** start **
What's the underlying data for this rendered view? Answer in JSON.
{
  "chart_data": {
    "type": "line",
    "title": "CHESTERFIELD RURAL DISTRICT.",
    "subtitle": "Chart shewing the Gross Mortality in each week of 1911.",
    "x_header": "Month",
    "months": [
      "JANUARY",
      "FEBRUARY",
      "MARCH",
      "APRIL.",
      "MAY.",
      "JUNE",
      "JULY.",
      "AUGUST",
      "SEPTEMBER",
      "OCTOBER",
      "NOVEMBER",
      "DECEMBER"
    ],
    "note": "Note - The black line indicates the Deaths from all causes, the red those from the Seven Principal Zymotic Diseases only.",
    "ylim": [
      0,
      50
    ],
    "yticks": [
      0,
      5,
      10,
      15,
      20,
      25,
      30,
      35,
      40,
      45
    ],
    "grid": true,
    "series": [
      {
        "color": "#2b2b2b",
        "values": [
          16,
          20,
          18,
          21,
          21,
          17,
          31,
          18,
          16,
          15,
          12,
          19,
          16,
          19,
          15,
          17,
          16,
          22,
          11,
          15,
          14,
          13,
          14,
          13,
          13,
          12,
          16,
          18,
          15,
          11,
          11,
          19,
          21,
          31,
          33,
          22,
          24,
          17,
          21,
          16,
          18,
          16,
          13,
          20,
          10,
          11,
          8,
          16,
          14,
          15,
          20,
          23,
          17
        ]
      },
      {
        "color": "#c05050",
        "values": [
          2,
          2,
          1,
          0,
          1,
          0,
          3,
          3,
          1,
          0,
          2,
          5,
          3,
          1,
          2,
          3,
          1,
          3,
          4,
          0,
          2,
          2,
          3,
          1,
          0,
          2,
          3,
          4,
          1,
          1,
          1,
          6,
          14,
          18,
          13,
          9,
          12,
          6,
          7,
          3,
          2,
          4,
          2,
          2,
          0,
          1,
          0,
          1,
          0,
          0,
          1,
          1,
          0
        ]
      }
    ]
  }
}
** end **
* Do this:
Please repeat the listing exactly, with nothing left out.

* Output:
What's the underlying data for this rendered view? Answer in JSON.
{
  "chart_data": {
    "type": "line",
    "title": "CHESTERFIELD RURAL DISTRICT.",
    "subtitle": "Chart shewing the Gross Mortality in each week of 1911.",
    "x_header": "Month",
    "months": [
      "JANUARY",
      "FEBRUARY",
      "MARCH",
      "APRIL.",
      "MAY.",
      "JUNE",
      "JULY.",
      "AUGUST",
      "SEPTEMBER",
      "OCTOBER",
      "NOVEMBER",
      "DECEMBER"
    ],
    "note": "Note - The black line indicates the Deaths from all causes, the red those from the Seven Principal Zymotic Diseases only.",
    "ylim": [
      0,
      50
    ],
    "yticks": [
      0,
      5,
      10,
      15,
      20,
      25,
      30,
      35,
      40,
      45
    ],
    "grid": true,
    "series": [
      {
        "color": "#2b2b2b",
        "values": [
          16,
          20,
          18,
          21,
          21,
          17,
          31,
          18,
          16,
          15,
          12,
          19,
          16,
          19,
          15,
          17,
          16,
          22,
          11,
          15,
          14,
          13,
          14,
          13,
          13,
          12,
          16,
          18,
          15,
          11,
          11,
          19,
          21,
          31,
          33,
          22,
          24,
          17,
          21,
          16,
          18,
          16,
          13,
          20,
          10,
          11,
          8,
          16,
          14,
          15,
          20,
          23,
          17
        ]
      },
      {
        "color": "#c05050",
        "values": [
          2,
          2,
          1,
          0,
          1,
          0,
          3,
          3,
          1,
          0,
          2,
          5,
          3,
          1,
          2,
          3,
          1,
          3,
          4,
          0,
          2,
          2,
          3,
          1,
          0,
          2,
          3,
          4,
          1,
          1,
          1,
          6,
          14,
          18,
          13,
          9,
          12,
          6,
          7,
          3,
          2,
          4,
          2,
          2,
          0,
          1,
          0,
          1,
          0,
          0,
          1,
          1,
          0
        ]
      }
    ]
  }
}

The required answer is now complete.